Leave out the pictures and transcribe the rest of the records exactly.
^^^^
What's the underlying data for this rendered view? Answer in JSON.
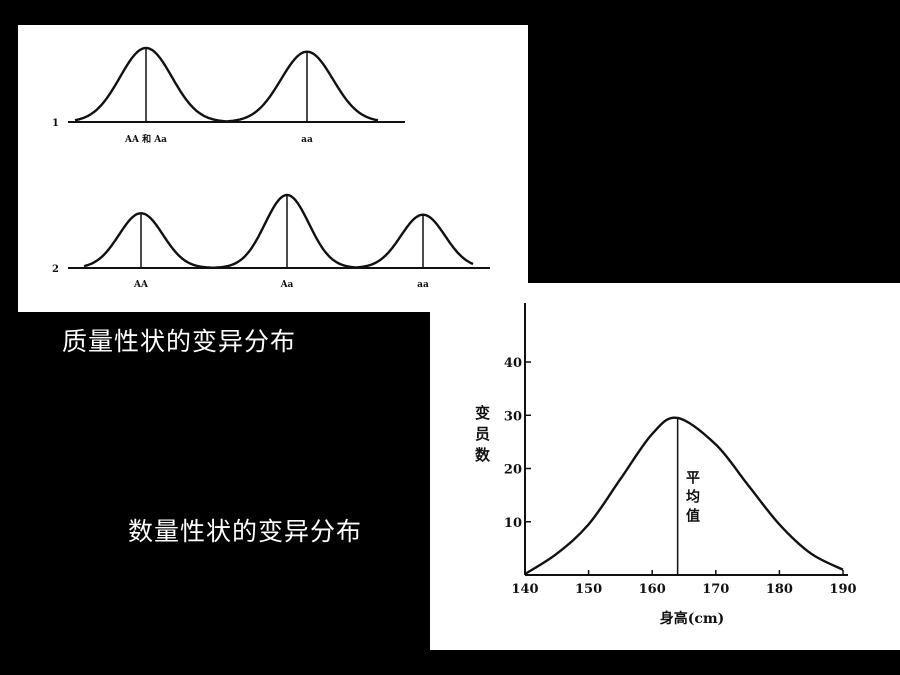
{
  "captions": {
    "qualitative": "质量性状的变异分布",
    "quantitative": "数量性状的变异分布"
  },
  "chart_data": [
    {
      "type": "line",
      "panel": "qualitative",
      "rows": [
        {
          "row_label": "1",
          "peaks": [
            {
              "genotype": "AA 和 Aa",
              "relative_height": 1.0
            },
            {
              "genotype": "aa",
              "relative_height": 0.95
            }
          ]
        },
        {
          "row_label": "2",
          "peaks": [
            {
              "genotype": "AA",
              "relative_height": 0.75
            },
            {
              "genotype": "Aa",
              "relative_height": 1.0
            },
            {
              "genotype": "aa",
              "relative_height": 0.73
            }
          ]
        }
      ]
    },
    {
      "type": "line",
      "panel": "quantitative",
      "xlabel": "身高(cm)",
      "ylabel": "变员数",
      "xlim": [
        140,
        190
      ],
      "ylim": [
        0,
        40
      ],
      "xticks": [
        140,
        150,
        160,
        170,
        180,
        190
      ],
      "yticks": [
        10,
        20,
        30,
        40
      ],
      "grid": false,
      "mean_label": "平均值",
      "mean": 164,
      "x": [
        140,
        145,
        150,
        155,
        160,
        164,
        170,
        175,
        180,
        185,
        190
      ],
      "y": [
        1,
        4,
        9.5,
        18,
        26.5,
        29.5,
        24.5,
        17,
        9.5,
        4,
        1
      ]
    }
  ]
}
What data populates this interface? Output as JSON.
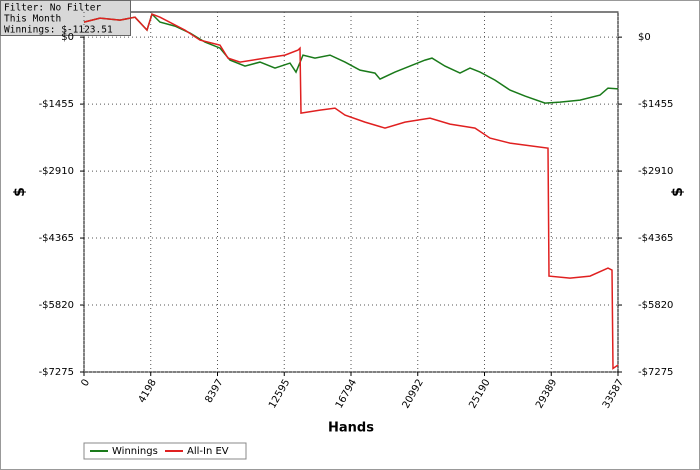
{
  "chart_data": {
    "type": "line",
    "annotations": [
      "Filter: No Filter",
      "This Month",
      "Winnings: $-1123.51"
    ],
    "xlabel": "Hands",
    "ylabel": "$",
    "xlim": [
      0,
      33587
    ],
    "xticks": [
      0,
      4198,
      8397,
      12595,
      16794,
      20992,
      25190,
      29389,
      33587
    ],
    "ylim": [
      -7275,
      546
    ],
    "yticks": [
      {
        "value": 0,
        "label": "$0"
      },
      {
        "value": -1455,
        "label": "-$1455"
      },
      {
        "value": -2910,
        "label": "-$2910"
      },
      {
        "value": -4365,
        "label": "-$4365"
      },
      {
        "value": -5820,
        "label": "-$5820"
      },
      {
        "value": -7275,
        "label": "-$7275"
      }
    ],
    "grid": true,
    "series": [
      {
        "name": "Winnings",
        "color": "#1a7a1a",
        "x": [
          0,
          1006,
          2264,
          3208,
          3963,
          4277,
          4780,
          5724,
          6667,
          7611,
          8554,
          9183,
          10127,
          11070,
          12014,
          12957,
          13335,
          13775,
          14530,
          15473,
          16417,
          17360,
          18304,
          18619,
          19562,
          20506,
          21449,
          21890,
          22708,
          23651,
          24280,
          24909,
          25853,
          26796,
          27740,
          28998,
          29941,
          31199,
          32457,
          32960,
          33587
        ],
        "values": [
          326,
          413,
          369,
          434,
          152,
          500,
          326,
          239,
          87,
          -109,
          -239,
          -500,
          -630,
          -543,
          -673,
          -565,
          -760,
          -391,
          -456,
          -391,
          -543,
          -717,
          -782,
          -912,
          -760,
          -630,
          -500,
          -456,
          -630,
          -782,
          -673,
          -760,
          -934,
          -1151,
          -1281,
          -1434,
          -1412,
          -1368,
          -1260,
          -1108,
          -1124
        ]
      },
      {
        "name": "All-In EV",
        "color": "#e02020",
        "x": [
          0,
          1006,
          2264,
          3208,
          3963,
          4277,
          4780,
          6353,
          7296,
          8554,
          9057,
          9812,
          11384,
          12642,
          13460,
          13586,
          13649,
          14844,
          15788,
          16417,
          17675,
          18933,
          20191,
          21764,
          23022,
          24594,
          25538,
          26796,
          29186,
          29249,
          30570,
          31828,
          32960,
          33211,
          33274,
          33587
        ],
        "values": [
          326,
          413,
          369,
          434,
          152,
          500,
          434,
          152,
          -65,
          -174,
          -456,
          -543,
          -456,
          -391,
          -282,
          -239,
          -1651,
          -1586,
          -1542,
          -1694,
          -1846,
          -1977,
          -1846,
          -1759,
          -1890,
          -1977,
          -2194,
          -2302,
          -2411,
          -5191,
          -5235,
          -5191,
          -5017,
          -5061,
          -7200,
          -7124
        ]
      }
    ]
  }
}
^^^^
*Reply to the exercise*:
What's the underlying data for this rendered view? Answer in JSON.
{
  "captions": {
    "qualitative": "质量性状的变异分布",
    "quantitative": "数量性状的变异分布"
  },
  "chart_data": [
    {
      "type": "line",
      "panel": "qualitative",
      "rows": [
        {
          "row_label": "1",
          "peaks": [
            {
              "genotype": "AA 和 Aa",
              "relative_height": 1.0
            },
            {
              "genotype": "aa",
              "relative_height": 0.95
            }
          ]
        },
        {
          "row_label": "2",
          "peaks": [
            {
              "genotype": "AA",
              "relative_height": 0.75
            },
            {
              "genotype": "Aa",
              "relative_height": 1.0
            },
            {
              "genotype": "aa",
              "relative_height": 0.73
            }
          ]
        }
      ]
    },
    {
      "type": "line",
      "panel": "quantitative",
      "xlabel": "身高(cm)",
      "ylabel": "变员数",
      "xlim": [
        140,
        190
      ],
      "ylim": [
        0,
        40
      ],
      "xticks": [
        140,
        150,
        160,
        170,
        180,
        190
      ],
      "yticks": [
        10,
        20,
        30,
        40
      ],
      "grid": false,
      "mean_label": "平均值",
      "mean": 164,
      "x": [
        140,
        145,
        150,
        155,
        160,
        164,
        170,
        175,
        180,
        185,
        190
      ],
      "y": [
        1,
        4,
        9.5,
        18,
        26.5,
        29.5,
        24.5,
        17,
        9.5,
        4,
        1
      ]
    }
  ]
}
What data populates this interface? Output as JSON.
{
  "chart_data": {
    "type": "line",
    "annotations": [
      "Filter: No Filter",
      "This Month",
      "Winnings: $-1123.51"
    ],
    "xlabel": "Hands",
    "ylabel": "$",
    "xlim": [
      0,
      33587
    ],
    "xticks": [
      0,
      4198,
      8397,
      12595,
      16794,
      20992,
      25190,
      29389,
      33587
    ],
    "ylim": [
      -7275,
      546
    ],
    "yticks": [
      {
        "value": 0,
        "label": "$0"
      },
      {
        "value": -1455,
        "label": "-$1455"
      },
      {
        "value": -2910,
        "label": "-$2910"
      },
      {
        "value": -4365,
        "label": "-$4365"
      },
      {
        "value": -5820,
        "label": "-$5820"
      },
      {
        "value": -7275,
        "label": "-$7275"
      }
    ],
    "grid": true,
    "series": [
      {
        "name": "Winnings",
        "color": "#1a7a1a",
        "x": [
          0,
          1006,
          2264,
          3208,
          3963,
          4277,
          4780,
          5724,
          6667,
          7611,
          8554,
          9183,
          10127,
          11070,
          12014,
          12957,
          13335,
          13775,
          14530,
          15473,
          16417,
          17360,
          18304,
          18619,
          19562,
          20506,
          21449,
          21890,
          22708,
          23651,
          24280,
          24909,
          25853,
          26796,
          27740,
          28998,
          29941,
          31199,
          32457,
          32960,
          33587
        ],
        "values": [
          326,
          413,
          369,
          434,
          152,
          500,
          326,
          239,
          87,
          -109,
          -239,
          -500,
          -630,
          -543,
          -673,
          -565,
          -760,
          -391,
          -456,
          -391,
          -543,
          -717,
          -782,
          -912,
          -760,
          -630,
          -500,
          -456,
          -630,
          -782,
          -673,
          -760,
          -934,
          -1151,
          -1281,
          -1434,
          -1412,
          -1368,
          -1260,
          -1108,
          -1124
        ]
      },
      {
        "name": "All-In EV",
        "color": "#e02020",
        "x": [
          0,
          1006,
          2264,
          3208,
          3963,
          4277,
          4780,
          6353,
          7296,
          8554,
          9057,
          9812,
          11384,
          12642,
          13460,
          13586,
          13649,
          14844,
          15788,
          16417,
          17675,
          18933,
          20191,
          21764,
          23022,
          24594,
          25538,
          26796,
          29186,
          29249,
          30570,
          31828,
          32960,
          33211,
          33274,
          33587
        ],
        "values": [
          326,
          413,
          369,
          434,
          152,
          500,
          434,
          152,
          -65,
          -174,
          -456,
          -543,
          -456,
          -391,
          -282,
          -239,
          -1651,
          -1586,
          -1542,
          -1694,
          -1846,
          -1977,
          -1846,
          -1759,
          -1890,
          -1977,
          -2194,
          -2302,
          -2411,
          -5191,
          -5235,
          -5191,
          -5017,
          -5061,
          -7200,
          -7124
        ]
      }
    ]
  }
}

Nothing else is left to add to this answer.